__WHAT YOU HAVE TO DO__
Transcribe everything from the first line of the records down to the line containing "right-x-tick-label: 05/2024 [1559,886,1576,940]", inclusive, and copy each line character for character.

__DATASET EXCERPTS__
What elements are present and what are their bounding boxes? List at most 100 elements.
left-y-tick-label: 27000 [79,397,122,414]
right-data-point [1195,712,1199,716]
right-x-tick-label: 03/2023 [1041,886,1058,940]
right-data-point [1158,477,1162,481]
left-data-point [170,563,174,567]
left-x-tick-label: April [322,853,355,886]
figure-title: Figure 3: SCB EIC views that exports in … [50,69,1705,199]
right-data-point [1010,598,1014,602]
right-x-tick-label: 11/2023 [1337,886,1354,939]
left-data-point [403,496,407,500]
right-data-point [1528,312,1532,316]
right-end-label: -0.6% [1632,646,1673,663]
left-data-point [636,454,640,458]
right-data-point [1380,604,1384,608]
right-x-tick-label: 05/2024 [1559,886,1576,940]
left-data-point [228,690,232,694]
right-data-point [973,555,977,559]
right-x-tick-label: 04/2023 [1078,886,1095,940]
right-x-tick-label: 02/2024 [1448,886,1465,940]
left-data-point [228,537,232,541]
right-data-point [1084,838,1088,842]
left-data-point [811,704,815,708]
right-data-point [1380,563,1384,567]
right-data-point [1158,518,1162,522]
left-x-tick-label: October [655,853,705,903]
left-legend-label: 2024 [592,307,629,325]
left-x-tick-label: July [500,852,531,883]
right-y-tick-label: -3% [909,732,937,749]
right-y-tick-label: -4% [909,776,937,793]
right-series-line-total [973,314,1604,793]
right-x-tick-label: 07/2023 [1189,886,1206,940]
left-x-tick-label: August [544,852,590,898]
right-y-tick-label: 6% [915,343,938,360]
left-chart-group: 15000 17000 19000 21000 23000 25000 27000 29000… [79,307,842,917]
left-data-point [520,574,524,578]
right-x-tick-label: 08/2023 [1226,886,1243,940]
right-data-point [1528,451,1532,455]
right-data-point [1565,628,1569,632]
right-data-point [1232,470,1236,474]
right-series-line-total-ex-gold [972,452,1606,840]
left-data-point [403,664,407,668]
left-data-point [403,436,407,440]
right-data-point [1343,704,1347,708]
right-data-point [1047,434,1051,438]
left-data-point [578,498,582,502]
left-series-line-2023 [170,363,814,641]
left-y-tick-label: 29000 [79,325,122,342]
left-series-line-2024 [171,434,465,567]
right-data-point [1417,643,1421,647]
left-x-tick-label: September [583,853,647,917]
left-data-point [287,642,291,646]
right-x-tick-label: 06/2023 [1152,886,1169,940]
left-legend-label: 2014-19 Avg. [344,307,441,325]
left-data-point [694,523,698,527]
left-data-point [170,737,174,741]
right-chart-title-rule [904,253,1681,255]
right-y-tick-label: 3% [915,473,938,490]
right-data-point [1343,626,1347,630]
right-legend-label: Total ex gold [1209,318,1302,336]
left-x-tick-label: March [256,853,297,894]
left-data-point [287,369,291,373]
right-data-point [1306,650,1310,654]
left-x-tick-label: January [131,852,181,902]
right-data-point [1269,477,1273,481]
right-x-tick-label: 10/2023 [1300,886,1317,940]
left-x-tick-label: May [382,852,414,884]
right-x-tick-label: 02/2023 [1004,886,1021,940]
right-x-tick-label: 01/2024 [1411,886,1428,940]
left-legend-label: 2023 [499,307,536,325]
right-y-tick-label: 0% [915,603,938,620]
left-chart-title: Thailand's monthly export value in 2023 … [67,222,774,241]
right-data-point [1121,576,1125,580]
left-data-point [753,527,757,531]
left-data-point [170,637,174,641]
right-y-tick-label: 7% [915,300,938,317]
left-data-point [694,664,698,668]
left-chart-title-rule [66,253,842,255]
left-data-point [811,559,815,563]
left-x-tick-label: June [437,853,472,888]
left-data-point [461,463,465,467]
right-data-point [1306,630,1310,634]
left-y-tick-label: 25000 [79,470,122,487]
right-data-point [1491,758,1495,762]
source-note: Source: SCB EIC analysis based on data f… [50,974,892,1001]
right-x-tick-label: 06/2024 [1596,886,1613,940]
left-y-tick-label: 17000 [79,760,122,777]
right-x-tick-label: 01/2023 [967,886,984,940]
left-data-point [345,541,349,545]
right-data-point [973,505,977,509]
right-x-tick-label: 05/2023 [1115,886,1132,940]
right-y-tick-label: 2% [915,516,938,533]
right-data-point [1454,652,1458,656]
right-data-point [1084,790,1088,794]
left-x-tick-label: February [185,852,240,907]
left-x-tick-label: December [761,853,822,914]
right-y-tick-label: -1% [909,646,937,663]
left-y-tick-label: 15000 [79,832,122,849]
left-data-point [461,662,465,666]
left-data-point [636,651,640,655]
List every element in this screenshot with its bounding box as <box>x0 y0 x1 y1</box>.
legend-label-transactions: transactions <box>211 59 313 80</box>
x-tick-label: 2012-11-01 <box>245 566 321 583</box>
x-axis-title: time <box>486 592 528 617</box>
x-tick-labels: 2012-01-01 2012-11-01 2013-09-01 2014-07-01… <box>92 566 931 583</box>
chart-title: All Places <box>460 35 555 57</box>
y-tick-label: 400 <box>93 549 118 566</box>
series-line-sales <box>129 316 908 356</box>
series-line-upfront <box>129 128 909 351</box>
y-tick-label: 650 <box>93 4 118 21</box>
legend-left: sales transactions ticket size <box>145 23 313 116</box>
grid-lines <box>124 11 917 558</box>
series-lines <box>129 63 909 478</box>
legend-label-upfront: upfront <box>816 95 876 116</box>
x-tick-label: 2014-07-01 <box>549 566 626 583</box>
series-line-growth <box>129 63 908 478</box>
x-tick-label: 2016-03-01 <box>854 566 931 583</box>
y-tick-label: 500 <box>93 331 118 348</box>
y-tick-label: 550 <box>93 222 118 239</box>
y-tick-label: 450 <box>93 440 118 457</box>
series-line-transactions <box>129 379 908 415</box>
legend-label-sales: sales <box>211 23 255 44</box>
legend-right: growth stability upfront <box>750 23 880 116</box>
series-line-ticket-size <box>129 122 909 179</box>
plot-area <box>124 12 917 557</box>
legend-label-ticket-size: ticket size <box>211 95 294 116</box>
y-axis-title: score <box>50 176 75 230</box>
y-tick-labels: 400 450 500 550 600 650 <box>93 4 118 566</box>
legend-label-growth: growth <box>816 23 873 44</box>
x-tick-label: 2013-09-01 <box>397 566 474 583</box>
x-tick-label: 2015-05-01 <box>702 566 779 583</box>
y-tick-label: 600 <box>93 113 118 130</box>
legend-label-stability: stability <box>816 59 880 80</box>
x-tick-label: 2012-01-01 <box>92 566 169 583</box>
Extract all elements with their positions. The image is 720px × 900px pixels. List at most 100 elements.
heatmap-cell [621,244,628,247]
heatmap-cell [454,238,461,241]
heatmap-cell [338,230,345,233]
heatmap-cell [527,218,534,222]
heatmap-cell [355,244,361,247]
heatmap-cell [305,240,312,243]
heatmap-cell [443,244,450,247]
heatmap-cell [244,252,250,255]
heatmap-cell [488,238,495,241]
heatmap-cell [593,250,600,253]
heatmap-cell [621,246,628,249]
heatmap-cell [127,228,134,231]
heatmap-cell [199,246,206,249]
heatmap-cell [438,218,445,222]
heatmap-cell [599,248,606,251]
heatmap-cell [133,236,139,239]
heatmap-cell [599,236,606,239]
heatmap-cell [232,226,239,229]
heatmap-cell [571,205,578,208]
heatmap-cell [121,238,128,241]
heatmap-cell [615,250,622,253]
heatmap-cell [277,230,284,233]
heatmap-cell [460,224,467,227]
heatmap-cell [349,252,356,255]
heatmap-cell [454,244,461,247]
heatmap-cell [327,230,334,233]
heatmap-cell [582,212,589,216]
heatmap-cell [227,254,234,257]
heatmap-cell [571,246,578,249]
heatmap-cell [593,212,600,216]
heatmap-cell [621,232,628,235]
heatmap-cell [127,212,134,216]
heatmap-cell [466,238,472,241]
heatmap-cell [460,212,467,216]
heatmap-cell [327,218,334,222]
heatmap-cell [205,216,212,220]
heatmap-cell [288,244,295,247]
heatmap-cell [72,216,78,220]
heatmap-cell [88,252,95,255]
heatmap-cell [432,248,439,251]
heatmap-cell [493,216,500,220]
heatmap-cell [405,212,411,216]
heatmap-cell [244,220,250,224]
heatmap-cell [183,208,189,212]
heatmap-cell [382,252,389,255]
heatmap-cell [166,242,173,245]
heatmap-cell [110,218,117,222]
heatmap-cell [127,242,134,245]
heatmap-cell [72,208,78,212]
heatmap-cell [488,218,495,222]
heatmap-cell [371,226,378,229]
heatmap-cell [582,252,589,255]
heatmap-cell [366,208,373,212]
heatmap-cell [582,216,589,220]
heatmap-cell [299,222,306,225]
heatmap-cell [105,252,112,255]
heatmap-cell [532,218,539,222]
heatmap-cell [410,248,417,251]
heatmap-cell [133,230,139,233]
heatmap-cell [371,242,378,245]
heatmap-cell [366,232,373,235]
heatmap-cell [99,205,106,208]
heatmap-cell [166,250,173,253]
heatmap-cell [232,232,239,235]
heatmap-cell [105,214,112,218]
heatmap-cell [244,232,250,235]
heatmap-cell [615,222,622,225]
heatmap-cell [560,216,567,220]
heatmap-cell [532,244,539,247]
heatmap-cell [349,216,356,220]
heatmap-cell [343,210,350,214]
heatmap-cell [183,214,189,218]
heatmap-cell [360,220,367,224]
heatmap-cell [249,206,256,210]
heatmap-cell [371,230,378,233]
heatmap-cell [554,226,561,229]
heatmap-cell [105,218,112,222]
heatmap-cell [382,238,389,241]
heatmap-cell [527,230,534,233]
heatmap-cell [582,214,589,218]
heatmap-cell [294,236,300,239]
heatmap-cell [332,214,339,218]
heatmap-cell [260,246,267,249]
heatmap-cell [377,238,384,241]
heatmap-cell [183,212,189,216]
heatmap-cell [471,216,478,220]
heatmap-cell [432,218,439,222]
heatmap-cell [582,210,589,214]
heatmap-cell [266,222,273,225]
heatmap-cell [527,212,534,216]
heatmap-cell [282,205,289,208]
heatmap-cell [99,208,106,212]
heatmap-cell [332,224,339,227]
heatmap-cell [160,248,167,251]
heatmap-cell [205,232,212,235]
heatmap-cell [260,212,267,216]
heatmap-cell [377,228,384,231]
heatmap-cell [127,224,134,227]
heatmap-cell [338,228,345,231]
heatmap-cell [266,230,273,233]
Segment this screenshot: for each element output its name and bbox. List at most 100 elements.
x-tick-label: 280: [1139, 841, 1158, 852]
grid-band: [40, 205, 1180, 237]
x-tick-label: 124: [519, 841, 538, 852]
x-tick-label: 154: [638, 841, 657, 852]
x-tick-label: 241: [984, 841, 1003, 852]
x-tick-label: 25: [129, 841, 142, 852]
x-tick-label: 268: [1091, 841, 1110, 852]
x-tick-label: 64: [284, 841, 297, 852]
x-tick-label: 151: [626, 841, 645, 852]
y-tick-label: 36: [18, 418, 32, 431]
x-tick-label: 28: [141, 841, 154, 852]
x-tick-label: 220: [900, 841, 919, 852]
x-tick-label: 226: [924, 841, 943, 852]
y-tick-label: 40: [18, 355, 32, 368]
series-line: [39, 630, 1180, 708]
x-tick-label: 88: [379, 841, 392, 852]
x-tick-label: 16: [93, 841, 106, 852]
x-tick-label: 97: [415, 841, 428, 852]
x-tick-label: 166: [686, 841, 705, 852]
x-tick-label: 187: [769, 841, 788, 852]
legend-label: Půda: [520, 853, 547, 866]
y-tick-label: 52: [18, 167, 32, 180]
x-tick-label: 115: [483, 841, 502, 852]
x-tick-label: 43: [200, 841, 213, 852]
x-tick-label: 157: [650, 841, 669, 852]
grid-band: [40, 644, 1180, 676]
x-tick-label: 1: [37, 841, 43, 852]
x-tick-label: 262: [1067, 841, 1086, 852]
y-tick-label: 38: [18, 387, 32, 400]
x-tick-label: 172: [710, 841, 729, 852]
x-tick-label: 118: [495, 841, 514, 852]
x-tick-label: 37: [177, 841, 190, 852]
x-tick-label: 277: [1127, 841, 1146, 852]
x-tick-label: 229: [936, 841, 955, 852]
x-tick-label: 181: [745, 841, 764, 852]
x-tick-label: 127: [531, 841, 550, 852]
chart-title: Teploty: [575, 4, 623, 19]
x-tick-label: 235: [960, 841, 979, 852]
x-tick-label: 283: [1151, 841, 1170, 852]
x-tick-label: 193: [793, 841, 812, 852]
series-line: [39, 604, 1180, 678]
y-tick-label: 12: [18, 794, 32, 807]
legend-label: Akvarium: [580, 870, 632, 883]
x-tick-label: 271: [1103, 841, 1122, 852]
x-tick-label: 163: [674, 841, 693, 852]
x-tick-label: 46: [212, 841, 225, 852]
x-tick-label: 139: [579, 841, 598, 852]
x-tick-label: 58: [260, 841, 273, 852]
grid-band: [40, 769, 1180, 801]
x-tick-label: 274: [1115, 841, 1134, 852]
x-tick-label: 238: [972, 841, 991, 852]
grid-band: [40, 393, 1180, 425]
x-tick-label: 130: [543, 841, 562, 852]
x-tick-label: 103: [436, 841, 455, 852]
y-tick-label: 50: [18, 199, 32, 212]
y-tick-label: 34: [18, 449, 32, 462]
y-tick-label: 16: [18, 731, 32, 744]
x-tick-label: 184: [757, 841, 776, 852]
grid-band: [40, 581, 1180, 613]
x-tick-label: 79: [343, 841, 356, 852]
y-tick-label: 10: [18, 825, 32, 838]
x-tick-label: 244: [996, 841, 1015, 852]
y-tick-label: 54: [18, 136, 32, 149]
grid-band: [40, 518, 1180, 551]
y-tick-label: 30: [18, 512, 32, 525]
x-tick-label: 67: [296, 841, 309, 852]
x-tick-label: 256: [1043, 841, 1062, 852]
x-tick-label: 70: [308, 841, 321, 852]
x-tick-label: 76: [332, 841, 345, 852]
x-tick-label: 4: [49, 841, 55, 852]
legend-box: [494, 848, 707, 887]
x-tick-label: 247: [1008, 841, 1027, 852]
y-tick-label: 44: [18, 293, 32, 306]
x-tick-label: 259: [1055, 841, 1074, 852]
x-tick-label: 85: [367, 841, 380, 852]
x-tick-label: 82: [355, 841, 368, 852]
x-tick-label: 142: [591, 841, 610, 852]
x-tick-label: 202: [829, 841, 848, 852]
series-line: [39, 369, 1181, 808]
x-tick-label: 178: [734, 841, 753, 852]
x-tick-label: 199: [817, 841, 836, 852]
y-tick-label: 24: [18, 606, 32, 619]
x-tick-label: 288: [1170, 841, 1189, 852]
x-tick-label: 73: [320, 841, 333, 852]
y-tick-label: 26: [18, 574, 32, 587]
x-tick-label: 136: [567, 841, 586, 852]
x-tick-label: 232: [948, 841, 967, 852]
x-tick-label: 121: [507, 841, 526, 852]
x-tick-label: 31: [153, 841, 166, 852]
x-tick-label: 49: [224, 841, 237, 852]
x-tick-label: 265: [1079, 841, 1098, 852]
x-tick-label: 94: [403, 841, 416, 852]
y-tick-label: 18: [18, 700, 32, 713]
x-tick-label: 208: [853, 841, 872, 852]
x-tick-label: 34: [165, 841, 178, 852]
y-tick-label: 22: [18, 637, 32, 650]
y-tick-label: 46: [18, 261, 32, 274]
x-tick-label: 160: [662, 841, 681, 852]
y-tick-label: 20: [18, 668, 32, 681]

__TASK SOLUTION__
What elements are present and what are their bounding boxes? List at most 100 elements.
left-y-tick-label: 27000 [79,397,122,414]
right-data-point [1195,712,1199,716]
right-x-tick-label: 03/2023 [1041,886,1058,940]
right-data-point [1158,477,1162,481]
left-data-point [170,563,174,567]
left-x-tick-label: April [322,853,355,886]
figure-title: Figure 3: SCB EIC views that exports in … [50,69,1705,199]
right-data-point [1010,598,1014,602]
right-x-tick-label: 11/2023 [1337,886,1354,939]
left-data-point [403,496,407,500]
right-data-point [1528,312,1532,316]
right-end-label: -0.6% [1632,646,1673,663]
left-data-point [636,454,640,458]
right-data-point [1380,604,1384,608]
right-x-tick-label: 05/2024 [1559,886,1576,940]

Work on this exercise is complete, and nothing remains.